Items listed in a dataset:
· · · · · · ·
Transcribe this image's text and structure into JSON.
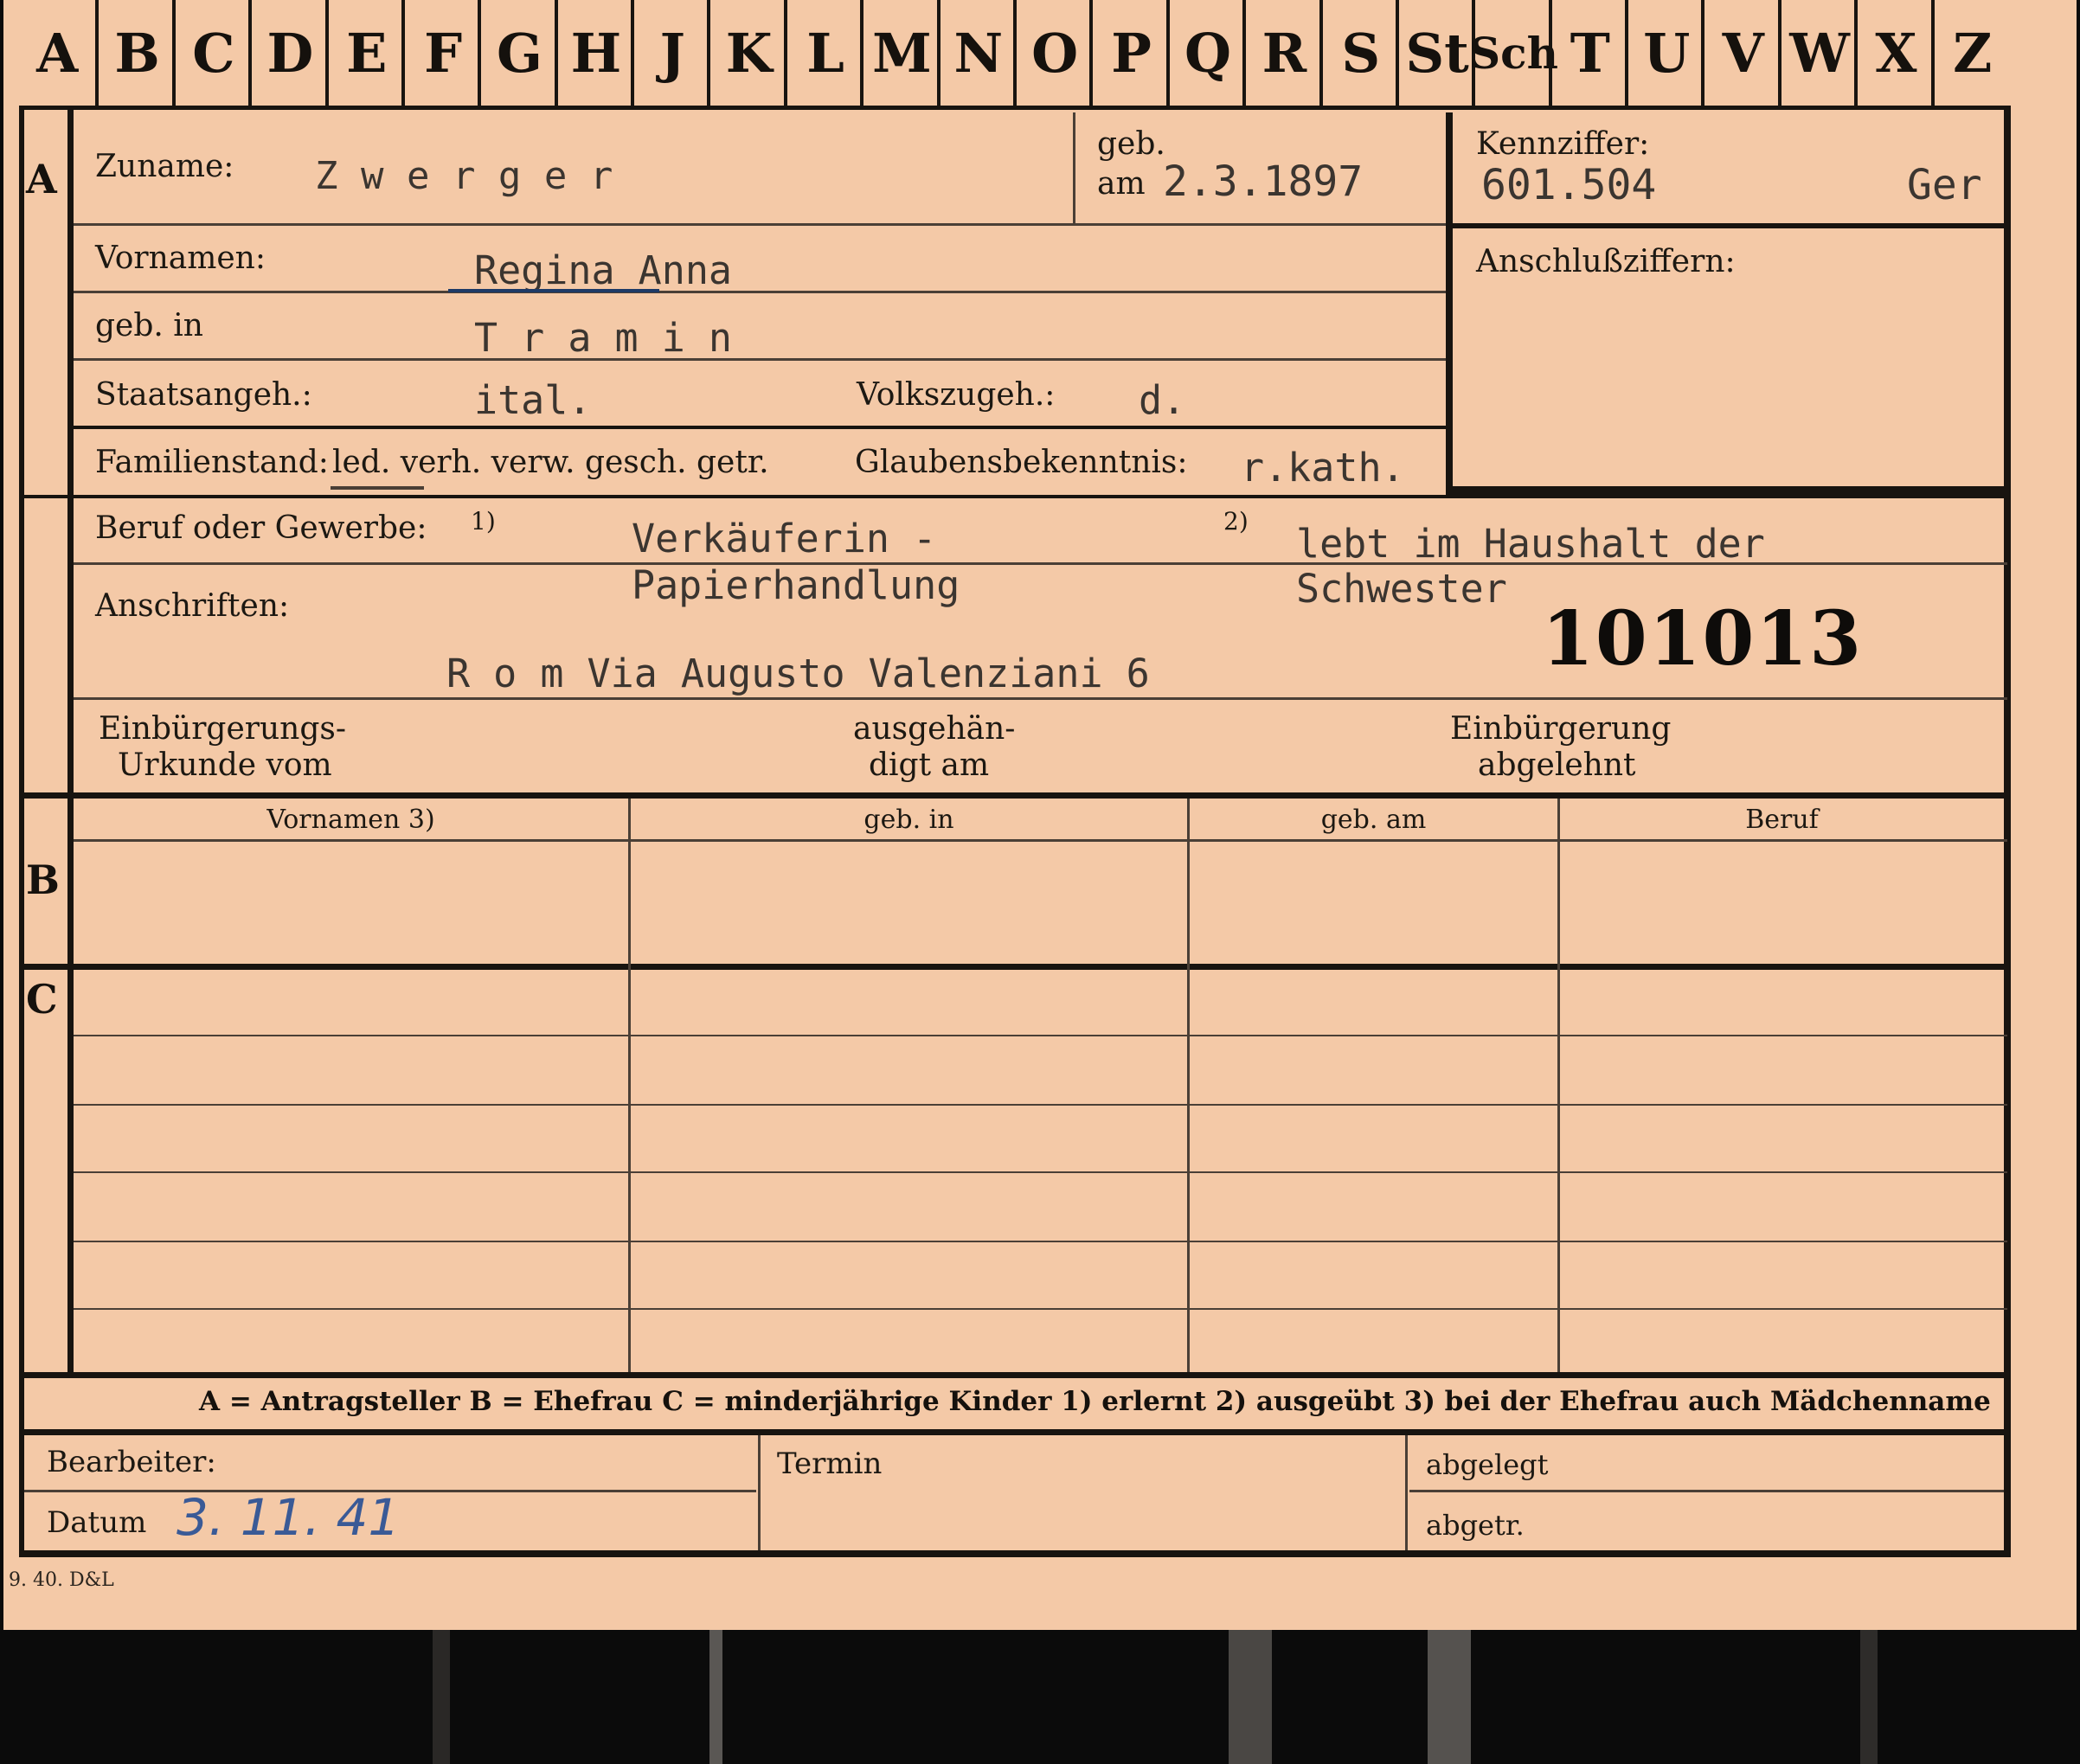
{
  "alphabet": [
    "A",
    "B",
    "C",
    "D",
    "E",
    "F",
    "G",
    "H",
    "J",
    "K",
    "L",
    "M",
    "N",
    "O",
    "P",
    "Q",
    "R",
    "S",
    "St",
    "Sch",
    "T",
    "U",
    "V",
    "W",
    "X",
    "Z"
  ],
  "sections": {
    "a": "A",
    "b": "B",
    "c": "C"
  },
  "labels": {
    "zuname": "Zuname:",
    "geb_top": "geb.",
    "geb_am": "am",
    "kennziffer": "Kennziffer:",
    "anschlussziffern": "Anschlußziffern:",
    "vornamen": "Vornamen:",
    "geb_in": "geb. in",
    "staatsangeh": "Staatsangeh.:",
    "volkszugeh": "Volkszugeh.:",
    "familienstand": "Familienstand:",
    "familienstand_options": "led. verh. verw. gesch. getr.",
    "glaubens": "Glaubensbekenntnis:",
    "beruf": "Beruf oder Gewerbe:",
    "beruf_note1": "1)",
    "beruf_note2": "2)",
    "anschriften": "Anschriften:",
    "einb_urkunde_1": "Einbürgerungs-",
    "einb_urkunde_2": "Urkunde vom",
    "ausgehaend_1": "ausgehän-",
    "ausgehaend_2": "digt am",
    "einb_abgelehnt_1": "Einbürgerung",
    "einb_abgelehnt_2": "abgelehnt",
    "bearbeiter": "Bearbeiter:",
    "datum": "Datum",
    "termin": "Termin",
    "abgelegt": "abgelegt",
    "abgetr": "abgetr.",
    "printer_mark": "9. 40. D&L"
  },
  "table_headers": [
    "Vornamen 3)",
    "geb. in",
    "geb. am",
    "Beruf"
  ],
  "legend": "A = Antragsteller   B = Ehefrau   C = minderjährige Kinder   1) erlernt   2) ausgeübt   3) bei der Ehefrau auch Mädchenname",
  "values": {
    "zuname": "Z w e r g e r",
    "geb_date": "2.3.1897",
    "kennziffer": "601.504",
    "kennziffer_suffix": "Ger",
    "vornamen": "Regina Anna",
    "geb_in": "T r a m i n",
    "staatsangeh": "ital.",
    "volkszugeh": "d.",
    "glaubens": "r.kath.",
    "beruf_erlernt_1": "Verkäuferin -",
    "beruf_erlernt_2": "Papierhandlung",
    "beruf_ausgeuebt_1": "lebt im Haushalt der",
    "beruf_ausgeuebt_2": "Schwester",
    "stamp_number": "101013",
    "anschrift": "R o m  Via Augusto Valenziani 6",
    "datum": "3. 11. 41"
  }
}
· · · · · · ·
• Task to carry out:
Restate each line of the records exactly; pictures do not belong in the copy.

• Task answer:
Transcribe this image's text and structure into JSON.
{
  "alphabet": [
    "A",
    "B",
    "C",
    "D",
    "E",
    "F",
    "G",
    "H",
    "J",
    "K",
    "L",
    "M",
    "N",
    "O",
    "P",
    "Q",
    "R",
    "S",
    "St",
    "Sch",
    "T",
    "U",
    "V",
    "W",
    "X",
    "Z"
  ],
  "sections": {
    "a": "A",
    "b": "B",
    "c": "C"
  },
  "labels": {
    "zuname": "Zuname:",
    "geb_top": "geb.",
    "geb_am": "am",
    "kennziffer": "Kennziffer:",
    "anschlussziffern": "Anschlußziffern:",
    "vornamen": "Vornamen:",
    "geb_in": "geb. in",
    "staatsangeh": "Staatsangeh.:",
    "volkszugeh": "Volkszugeh.:",
    "familienstand": "Familienstand:",
    "familienstand_options": "led. verh. verw. gesch. getr.",
    "glaubens": "Glaubensbekenntnis:",
    "beruf": "Beruf oder Gewerbe:",
    "beruf_note1": "1)",
    "beruf_note2": "2)",
    "anschriften": "Anschriften:",
    "einb_urkunde_1": "Einbürgerungs-",
    "einb_urkunde_2": "Urkunde vom",
    "ausgehaend_1": "ausgehän-",
    "ausgehaend_2": "digt am",
    "einb_abgelehnt_1": "Einbürgerung",
    "einb_abgelehnt_2": "abgelehnt",
    "bearbeiter": "Bearbeiter:",
    "datum": "Datum",
    "termin": "Termin",
    "abgelegt": "abgelegt",
    "abgetr": "abgetr.",
    "printer_mark": "9. 40. D&L"
  },
  "table_headers": [
    "Vornamen 3)",
    "geb. in",
    "geb. am",
    "Beruf"
  ],
  "legend": "A = Antragsteller   B = Ehefrau   C = minderjährige Kinder   1) erlernt   2) ausgeübt   3) bei der Ehefrau auch Mädchenname",
  "values": {
    "zuname": "Z w e r g e r",
    "geb_date": "2.3.1897",
    "kennziffer": "601.504",
    "kennziffer_suffix": "Ger",
    "vornamen": "Regina Anna",
    "geb_in": "T r a m i n",
    "staatsangeh": "ital.",
    "volkszugeh": "d.",
    "glaubens": "r.kath.",
    "beruf_erlernt_1": "Verkäuferin -",
    "beruf_erlernt_2": "Papierhandlung",
    "beruf_ausgeuebt_1": "lebt im Haushalt der",
    "beruf_ausgeuebt_2": "Schwester",
    "stamp_number": "101013",
    "anschrift": "R o m  Via Augusto Valenziani 6",
    "datum": "3. 11. 41"
  }
}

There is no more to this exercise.